--- DATA SUPPLIED ---

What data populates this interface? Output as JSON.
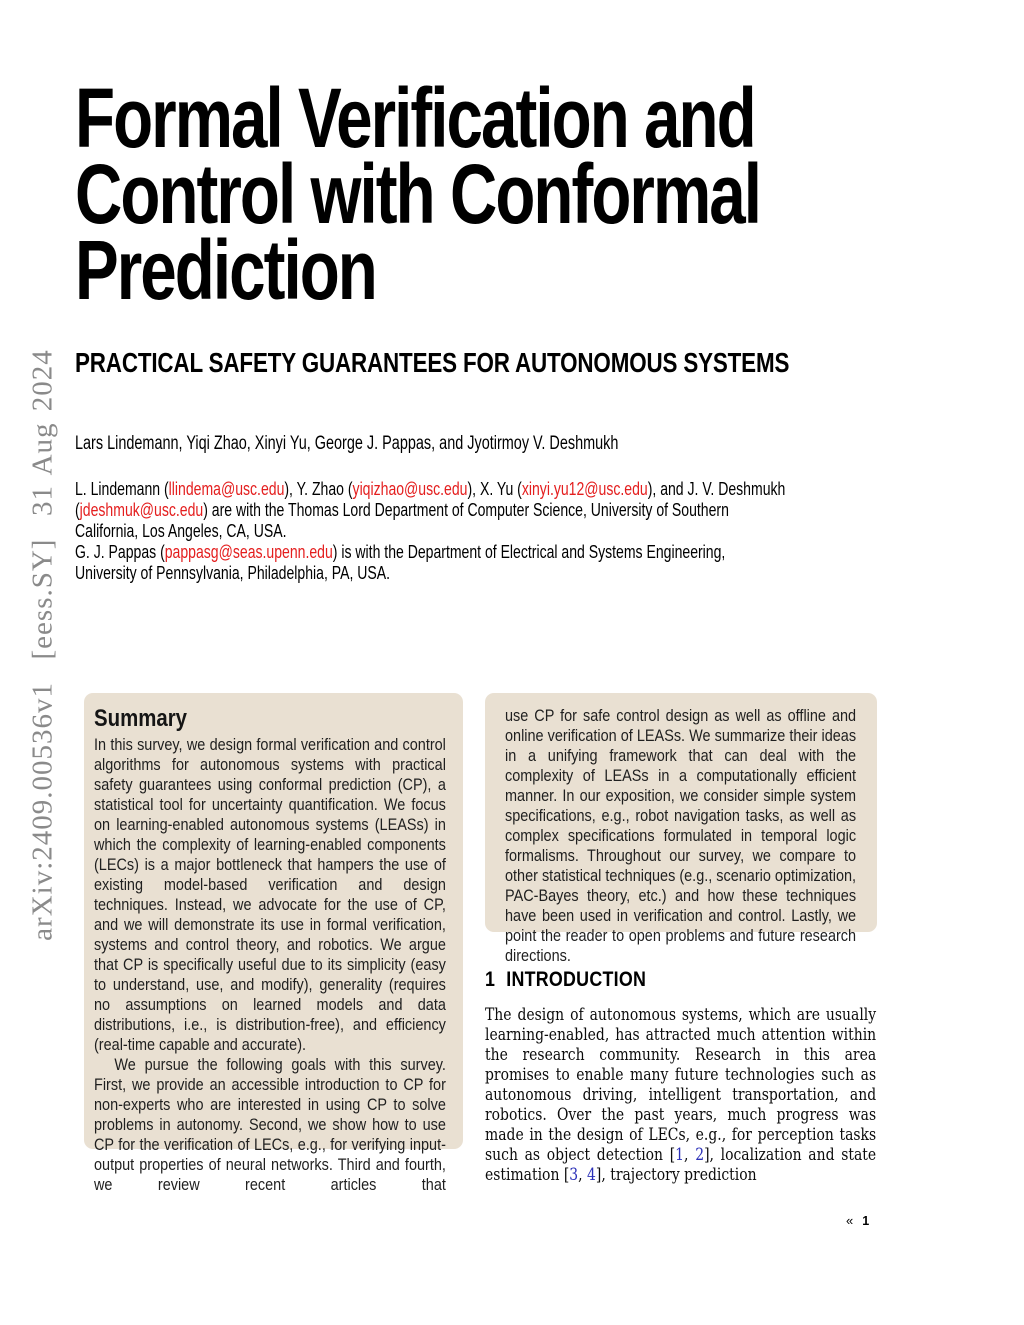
{
  "colors": {
    "email": "#e41e1e",
    "citation": "#2b30b8",
    "box_bg": "#e9e0d2",
    "watermark": "#8a8a8a"
  },
  "watermark": {
    "text": "arXiv:2409.00536v1  [eess.SY]  31 Aug 2024"
  },
  "header": {
    "title": "Formal Verification and\nControl with Conformal\nPrediction",
    "subtitle": "PRACTICAL SAFETY GUARANTEES FOR AUTONOMOUS SYSTEMS",
    "authors": "Lars Lindemann, Yiqi Zhao, Xinyi Yu, George J. Pappas, and Jyotirmoy V. Deshmukh"
  },
  "affiliation": {
    "lines": [
      {
        "segments": [
          {
            "text": "L. Lindemann ("
          },
          {
            "text": "llindema@usc.edu",
            "email": true
          },
          {
            "text": "), Y. Zhao ("
          },
          {
            "text": "yiqizhao@usc.edu",
            "email": true
          },
          {
            "text": "), X. Yu ("
          },
          {
            "text": "xinyi.yu12@usc.edu",
            "email": true
          },
          {
            "text": "), and J. V. Deshmukh"
          }
        ]
      },
      {
        "segments": [
          {
            "text": "("
          },
          {
            "text": "jdeshmuk@usc.edu",
            "email": true
          },
          {
            "text": ") are with the Thomas Lord Department of Computer Science, University of Southern"
          }
        ]
      },
      {
        "segments": [
          {
            "text": "California, Los Angeles, CA, USA."
          }
        ]
      },
      {
        "segments": [
          {
            "text": "G. J. Pappas ("
          },
          {
            "text": "pappasg@seas.upenn.edu",
            "email": true
          },
          {
            "text": ") is with the Department of Electrical and Systems Engineering,"
          }
        ]
      },
      {
        "segments": [
          {
            "text": "University of Pennsylvania, Philadelphia, PA, USA."
          }
        ]
      }
    ]
  },
  "summary": {
    "heading": "Summary",
    "para1": "In this survey, we design formal verification and control algorithms for autonomous systems with practical safety guarantees using conformal prediction (CP), a statistical tool for uncertainty quantification. We focus on learning-enabled autonomous systems (LEASs) in which the complexity of learning-enabled components (LECs) is a major bottleneck that hampers the use of existing model-based verification and design techniques. Instead, we advocate for the use of CP, and we will demonstrate its use in formal verification, systems and control theory, and robotics. We argue that CP is specifically useful due to its simplicity (easy to understand, use, and modify), generality (requires no assumptions on learned models and data distributions, i.e., is distribution-free), and efficiency (real-time capable and accurate).",
    "para2": "We pursue the following goals with this survey. First, we provide an accessible introduction to CP for non-experts who are interested in using CP to solve problems in autonomy. Second, we show how to use CP for the verification of LECs, e.g., for verifying input-output properties of neural networks. Third and fourth, we review recent articles that",
    "para3": "use CP for safe control design as well as offline and online verification of LEASs. We summarize their ideas in a unifying framework that can deal with the complexity of LEASs in a computationally efficient manner. In our exposition, we consider simple system specifications, e.g., robot navigation tasks, as well as complex specifications formulated in temporal logic formalisms. Throughout our survey, we compare to other statistical techniques (e.g., scenario optimization, PAC-Bayes theory, etc.) and how these techniques have been used in verification and control. Lastly, we point the reader to open problems and future research directions."
  },
  "introduction": {
    "number": "1",
    "heading": "INTRODUCTION",
    "segments": [
      {
        "text": "The design of autonomous systems, which are usually learning-enabled, has attracted much attention within the research community. Research in this area promises to enable many future technologies such as autonomous driving, intelligent transportation, and robotics. Over the past years, much progress was made in the design of LECs, e.g., for perception tasks such as object detection ["
      },
      {
        "text": "1",
        "cite": true
      },
      {
        "text": ", "
      },
      {
        "text": "2",
        "cite": true
      },
      {
        "text": "], localization and state estimation ["
      },
      {
        "text": "3",
        "cite": true
      },
      {
        "text": ", "
      },
      {
        "text": "4",
        "cite": true
      },
      {
        "text": "], trajectory prediction"
      }
    ]
  },
  "footer": {
    "marker": "«",
    "page": "1"
  }
}
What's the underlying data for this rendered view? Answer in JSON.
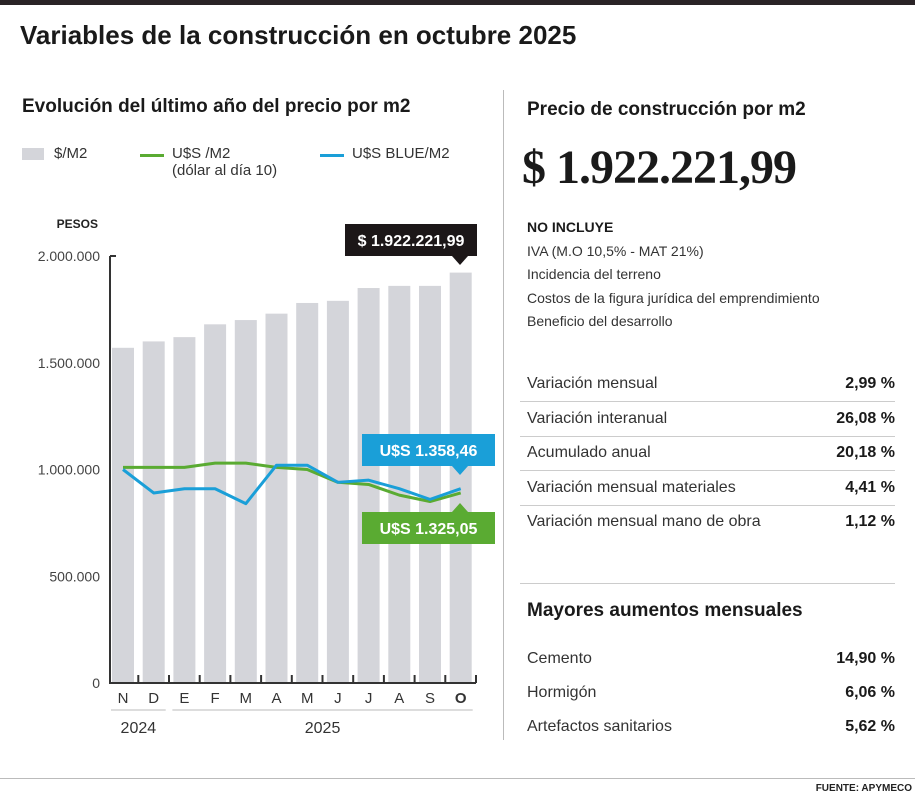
{
  "title": "Variables de la construcción en octubre 2025",
  "left": {
    "subtitle": "Evolución del último año del precio por m2",
    "legend": [
      {
        "label": "$/M2",
        "color": "#d4d5da"
      },
      {
        "label": "U$S /M2",
        "sublabel": "(dólar al día 10)",
        "color": "#5aab32"
      },
      {
        "label": "U$S BLUE/M2",
        "color": "#1a9fd8"
      }
    ]
  },
  "chart_data": {
    "type": "bar",
    "ylabel": "PESOS",
    "ylim": [
      0,
      2000000
    ],
    "yticks": [
      0,
      500000,
      1000000,
      1500000,
      2000000
    ],
    "ytick_labels": [
      "0",
      "500.000",
      "1.000.000",
      "1.500.000",
      "2.000.000"
    ],
    "categories": [
      "N",
      "D",
      "E",
      "F",
      "M",
      "A",
      "M",
      "J",
      "J",
      "A",
      "S",
      "O"
    ],
    "year_groups": [
      {
        "label": "2024",
        "from": 0,
        "to": 1
      },
      {
        "label": "2025",
        "from": 2,
        "to": 11
      }
    ],
    "series": [
      {
        "name": "$/M2",
        "type": "bar",
        "color": "#d4d5da",
        "values": [
          1570000,
          1600000,
          1620000,
          1680000,
          1700000,
          1730000,
          1780000,
          1790000,
          1850000,
          1860000,
          1860000,
          1922221.99
        ]
      },
      {
        "name": "U$S /M2",
        "type": "line",
        "color": "#5aab32",
        "values": [
          1010000,
          1010000,
          1010000,
          1030000,
          1030000,
          1010000,
          1000000,
          940000,
          930000,
          880000,
          850000,
          890000
        ]
      },
      {
        "name": "U$S BLUE/M2",
        "type": "line",
        "color": "#1a9fd8",
        "values": [
          1000000,
          890000,
          910000,
          910000,
          840000,
          1020000,
          1020000,
          940000,
          950000,
          910000,
          860000,
          910000
        ]
      }
    ],
    "annotations": [
      {
        "text": "$ 1.922.221,99",
        "series": "$/M2",
        "index": 11,
        "color": "#1c1718"
      },
      {
        "text": "U$S 1.358,46",
        "series": "U$S BLUE/M2",
        "index": 11,
        "color": "#1a9fd8"
      },
      {
        "text": "U$S 1.325,05",
        "series": "U$S /M2",
        "index": 11,
        "color": "#5aab32"
      }
    ]
  },
  "right": {
    "subtitle": "Precio de construcción por m2",
    "price": "$ 1.922.221,99",
    "excludes_title": "NO INCLUYE",
    "excludes": [
      "IVA (M.O 10,5% - MAT 21%)",
      "Incidencia del terreno",
      "Costos de la figura jurídica del emprendimiento",
      "Beneficio del desarrollo"
    ],
    "variations": [
      {
        "label": "Variación mensual",
        "value": "2,99 %"
      },
      {
        "label": "Variación interanual",
        "value": "26,08 %"
      },
      {
        "label": "Acumulado anual",
        "value": "20,18 %"
      },
      {
        "label": "Variación mensual materiales",
        "value": "4,41 %"
      },
      {
        "label": "Variación mensual mano de obra",
        "value": "1,12 %"
      }
    ],
    "increases_title": "Mayores aumentos mensuales",
    "increases": [
      {
        "label": "Cemento",
        "value": "14,90 %"
      },
      {
        "label": "Hormigón",
        "value": "6,06 %"
      },
      {
        "label": "Artefactos sanitarios",
        "value": "5,62 %"
      }
    ]
  },
  "source": "FUENTE: APYMECO"
}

--- GIVEN REQUEST ---
Whichever lines contain the string "Lindemann", select and copy them.

--- SOLUTION TO THIS EXERCISE ---
    "authors": "Lars Lindemann, Yiqi Zhao, Xinyi Yu, George J. Pappas, and Jyotirmoy V. Deshmukh"
            "text": "L. Lindemann ("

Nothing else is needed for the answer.